- Work to complete -
Pull out every line with the word "pravilima".

──────────────────────────────

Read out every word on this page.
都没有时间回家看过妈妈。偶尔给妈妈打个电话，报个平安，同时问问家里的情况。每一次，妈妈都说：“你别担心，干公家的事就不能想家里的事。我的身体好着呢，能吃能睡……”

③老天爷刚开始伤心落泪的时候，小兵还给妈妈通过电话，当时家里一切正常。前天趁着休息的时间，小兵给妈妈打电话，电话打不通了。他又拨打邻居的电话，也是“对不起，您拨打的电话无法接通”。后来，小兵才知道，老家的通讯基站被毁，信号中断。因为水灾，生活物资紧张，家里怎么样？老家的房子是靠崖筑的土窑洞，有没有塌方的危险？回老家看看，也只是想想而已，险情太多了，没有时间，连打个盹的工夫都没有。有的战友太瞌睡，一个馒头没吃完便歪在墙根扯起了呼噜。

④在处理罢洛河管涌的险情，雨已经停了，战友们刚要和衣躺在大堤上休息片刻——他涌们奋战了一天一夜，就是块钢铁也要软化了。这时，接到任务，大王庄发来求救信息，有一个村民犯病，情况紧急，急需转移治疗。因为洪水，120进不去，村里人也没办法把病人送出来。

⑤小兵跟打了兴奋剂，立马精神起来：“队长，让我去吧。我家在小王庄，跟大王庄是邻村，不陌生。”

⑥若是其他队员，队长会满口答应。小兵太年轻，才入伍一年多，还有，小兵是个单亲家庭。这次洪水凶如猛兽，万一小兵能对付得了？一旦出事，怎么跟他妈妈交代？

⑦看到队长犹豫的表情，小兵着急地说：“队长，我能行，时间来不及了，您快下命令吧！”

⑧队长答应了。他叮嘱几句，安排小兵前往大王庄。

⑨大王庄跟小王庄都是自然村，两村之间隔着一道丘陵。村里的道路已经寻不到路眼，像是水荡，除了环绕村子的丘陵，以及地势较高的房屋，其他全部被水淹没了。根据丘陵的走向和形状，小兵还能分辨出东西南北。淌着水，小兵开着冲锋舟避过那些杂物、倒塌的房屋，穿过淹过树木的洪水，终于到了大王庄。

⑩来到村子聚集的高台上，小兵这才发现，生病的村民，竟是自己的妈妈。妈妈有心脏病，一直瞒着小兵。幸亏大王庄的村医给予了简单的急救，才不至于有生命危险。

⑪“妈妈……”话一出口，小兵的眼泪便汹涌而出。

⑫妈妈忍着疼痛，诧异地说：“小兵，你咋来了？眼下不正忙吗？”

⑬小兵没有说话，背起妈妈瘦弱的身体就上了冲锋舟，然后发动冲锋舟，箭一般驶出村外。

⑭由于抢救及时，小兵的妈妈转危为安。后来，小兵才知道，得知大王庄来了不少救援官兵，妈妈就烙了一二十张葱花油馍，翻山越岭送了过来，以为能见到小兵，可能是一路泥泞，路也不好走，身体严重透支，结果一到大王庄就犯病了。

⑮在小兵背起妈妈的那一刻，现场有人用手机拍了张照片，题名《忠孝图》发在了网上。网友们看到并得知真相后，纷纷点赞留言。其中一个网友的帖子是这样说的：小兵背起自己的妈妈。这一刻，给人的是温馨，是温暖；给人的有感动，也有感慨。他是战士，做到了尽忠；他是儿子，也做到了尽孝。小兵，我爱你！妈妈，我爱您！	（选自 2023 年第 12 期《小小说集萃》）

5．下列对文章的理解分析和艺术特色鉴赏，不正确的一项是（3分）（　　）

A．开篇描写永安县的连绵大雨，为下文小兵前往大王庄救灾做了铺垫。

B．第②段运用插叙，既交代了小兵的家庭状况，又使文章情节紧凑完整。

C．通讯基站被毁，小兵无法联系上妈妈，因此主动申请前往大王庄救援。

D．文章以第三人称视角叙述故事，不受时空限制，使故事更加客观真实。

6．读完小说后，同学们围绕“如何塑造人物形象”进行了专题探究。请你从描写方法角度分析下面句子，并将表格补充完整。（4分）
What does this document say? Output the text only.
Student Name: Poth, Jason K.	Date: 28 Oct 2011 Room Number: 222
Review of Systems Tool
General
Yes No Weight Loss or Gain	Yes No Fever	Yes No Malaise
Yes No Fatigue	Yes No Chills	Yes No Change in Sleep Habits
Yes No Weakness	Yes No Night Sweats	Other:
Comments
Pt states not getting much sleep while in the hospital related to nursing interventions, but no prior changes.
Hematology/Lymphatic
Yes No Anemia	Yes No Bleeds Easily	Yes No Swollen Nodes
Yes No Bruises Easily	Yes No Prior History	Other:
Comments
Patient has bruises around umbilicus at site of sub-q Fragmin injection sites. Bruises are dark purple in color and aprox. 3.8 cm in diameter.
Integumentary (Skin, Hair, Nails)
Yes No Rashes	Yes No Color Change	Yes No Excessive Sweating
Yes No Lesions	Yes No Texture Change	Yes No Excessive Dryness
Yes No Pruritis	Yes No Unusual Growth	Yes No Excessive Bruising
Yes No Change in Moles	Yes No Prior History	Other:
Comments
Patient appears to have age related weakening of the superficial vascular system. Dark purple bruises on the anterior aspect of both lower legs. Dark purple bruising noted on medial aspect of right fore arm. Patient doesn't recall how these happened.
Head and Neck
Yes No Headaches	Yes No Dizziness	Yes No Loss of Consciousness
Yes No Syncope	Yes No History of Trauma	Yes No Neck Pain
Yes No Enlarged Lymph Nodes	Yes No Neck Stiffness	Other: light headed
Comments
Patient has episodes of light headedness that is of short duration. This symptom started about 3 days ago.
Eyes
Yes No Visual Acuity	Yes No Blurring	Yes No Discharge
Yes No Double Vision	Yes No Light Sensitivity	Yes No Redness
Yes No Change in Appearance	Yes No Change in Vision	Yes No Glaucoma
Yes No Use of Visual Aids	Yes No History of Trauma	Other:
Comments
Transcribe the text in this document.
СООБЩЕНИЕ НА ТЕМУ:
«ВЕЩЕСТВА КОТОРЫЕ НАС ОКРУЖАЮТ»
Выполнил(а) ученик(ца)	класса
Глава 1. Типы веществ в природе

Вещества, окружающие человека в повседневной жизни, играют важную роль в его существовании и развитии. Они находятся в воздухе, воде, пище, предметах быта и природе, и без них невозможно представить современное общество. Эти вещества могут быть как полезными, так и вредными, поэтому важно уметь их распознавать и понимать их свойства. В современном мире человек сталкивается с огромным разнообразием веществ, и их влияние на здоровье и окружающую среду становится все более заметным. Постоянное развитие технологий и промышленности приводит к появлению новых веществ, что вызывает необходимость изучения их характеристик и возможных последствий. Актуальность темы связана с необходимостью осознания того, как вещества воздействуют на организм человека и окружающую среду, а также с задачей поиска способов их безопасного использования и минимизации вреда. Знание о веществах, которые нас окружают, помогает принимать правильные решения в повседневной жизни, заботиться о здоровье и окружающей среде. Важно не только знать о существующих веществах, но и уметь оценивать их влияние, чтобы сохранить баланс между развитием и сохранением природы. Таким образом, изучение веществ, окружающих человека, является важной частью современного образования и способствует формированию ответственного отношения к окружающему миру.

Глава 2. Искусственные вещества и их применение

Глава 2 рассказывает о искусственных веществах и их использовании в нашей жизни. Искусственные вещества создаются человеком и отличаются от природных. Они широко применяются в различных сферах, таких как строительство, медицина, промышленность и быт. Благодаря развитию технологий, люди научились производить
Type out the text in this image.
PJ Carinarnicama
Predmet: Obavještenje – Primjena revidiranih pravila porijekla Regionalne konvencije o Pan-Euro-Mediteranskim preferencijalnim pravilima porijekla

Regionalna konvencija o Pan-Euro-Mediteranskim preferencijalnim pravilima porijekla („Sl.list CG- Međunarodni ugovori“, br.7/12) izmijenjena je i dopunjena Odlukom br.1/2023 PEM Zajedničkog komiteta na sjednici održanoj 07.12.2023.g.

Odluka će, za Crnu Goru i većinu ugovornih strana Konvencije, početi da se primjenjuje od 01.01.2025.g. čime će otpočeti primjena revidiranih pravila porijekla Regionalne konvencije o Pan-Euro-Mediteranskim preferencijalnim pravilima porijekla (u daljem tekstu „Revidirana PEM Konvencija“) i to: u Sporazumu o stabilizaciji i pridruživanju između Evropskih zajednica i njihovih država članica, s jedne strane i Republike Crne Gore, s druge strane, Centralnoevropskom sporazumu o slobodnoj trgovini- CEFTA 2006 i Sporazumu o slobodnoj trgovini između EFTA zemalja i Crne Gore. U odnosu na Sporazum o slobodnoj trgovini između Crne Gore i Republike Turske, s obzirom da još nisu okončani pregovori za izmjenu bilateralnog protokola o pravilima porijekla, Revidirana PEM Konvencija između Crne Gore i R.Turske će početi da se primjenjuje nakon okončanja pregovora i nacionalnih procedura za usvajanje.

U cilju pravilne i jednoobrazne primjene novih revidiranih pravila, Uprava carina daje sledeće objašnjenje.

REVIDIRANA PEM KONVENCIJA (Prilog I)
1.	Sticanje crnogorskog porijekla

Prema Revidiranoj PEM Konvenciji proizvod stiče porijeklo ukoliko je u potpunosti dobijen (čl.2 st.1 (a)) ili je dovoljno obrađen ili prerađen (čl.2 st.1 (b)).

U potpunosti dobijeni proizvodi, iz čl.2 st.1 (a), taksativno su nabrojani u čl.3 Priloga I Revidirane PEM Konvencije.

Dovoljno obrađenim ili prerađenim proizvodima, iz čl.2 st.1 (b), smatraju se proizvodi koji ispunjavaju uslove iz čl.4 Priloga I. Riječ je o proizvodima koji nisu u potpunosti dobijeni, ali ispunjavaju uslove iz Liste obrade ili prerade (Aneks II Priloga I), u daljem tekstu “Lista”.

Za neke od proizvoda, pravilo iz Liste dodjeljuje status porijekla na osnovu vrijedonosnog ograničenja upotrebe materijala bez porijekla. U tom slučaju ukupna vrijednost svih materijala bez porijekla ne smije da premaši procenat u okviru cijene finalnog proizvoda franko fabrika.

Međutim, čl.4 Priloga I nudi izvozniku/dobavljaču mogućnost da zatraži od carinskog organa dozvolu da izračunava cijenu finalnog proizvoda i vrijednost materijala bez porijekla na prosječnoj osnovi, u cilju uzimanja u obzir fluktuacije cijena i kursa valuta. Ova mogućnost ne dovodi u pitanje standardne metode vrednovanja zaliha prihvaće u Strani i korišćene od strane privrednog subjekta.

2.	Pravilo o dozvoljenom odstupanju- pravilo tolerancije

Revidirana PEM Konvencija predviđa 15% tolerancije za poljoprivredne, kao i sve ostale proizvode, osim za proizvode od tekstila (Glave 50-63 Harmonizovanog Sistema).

──────────────────────────────

- Final result -
Predmet: Obavještenje – Primjena revidiranih pravila porijekla Regionalne konvencije o Pan-Euro-Mediteranskim preferencijalnim pravilima porijekla
Regionalna konvencija o Pan-Euro-Mediteranskim preferencijalnim pravilima porijekla („Sl.list CG- Međunarodni ugovori“, br.7/12) izmijenjena je i dopunjena Odlukom br.1/2023 PEM Zajedničkog komiteta na sjednici održanoj 07.12.2023.g.
Odluka će, za Crnu Goru i većinu ugovornih strana Konvencije, početi da se primjenjuje od 01.01.2025.g. čime će otpočeti primjena revidiranih pravila porijekla Regionalne konvencije o Pan-Euro-Mediteranskim preferencijalnim pravilima porijekla (u daljem tekstu „Revidirana PEM Konvencija“) i to: u Sporazumu o stabilizaciji i pridruživanju između Evropskih zajednica i njihovih država članica, s jedne strane i Republike Crne Gore, s druge strane, Centralnoevropskom sporazumu o slobodnoj trgovini- CEFTA 2006 i Sporazumu o slobodnoj trgovini između EFTA zemalja i Crne Gore. U odnosu na Sporazum o slobodnoj trgovini između Crne Gore i Republike Turske, s obzirom da još nisu okončani pregovori za izmjenu bilateralnog protokola o pravilima porijekla, Revidirana PEM Konvencija između Crne Gore i R.Turske će početi da se primjenjuje nakon okončanja pregovora i nacionalnih procedura za usvajanje.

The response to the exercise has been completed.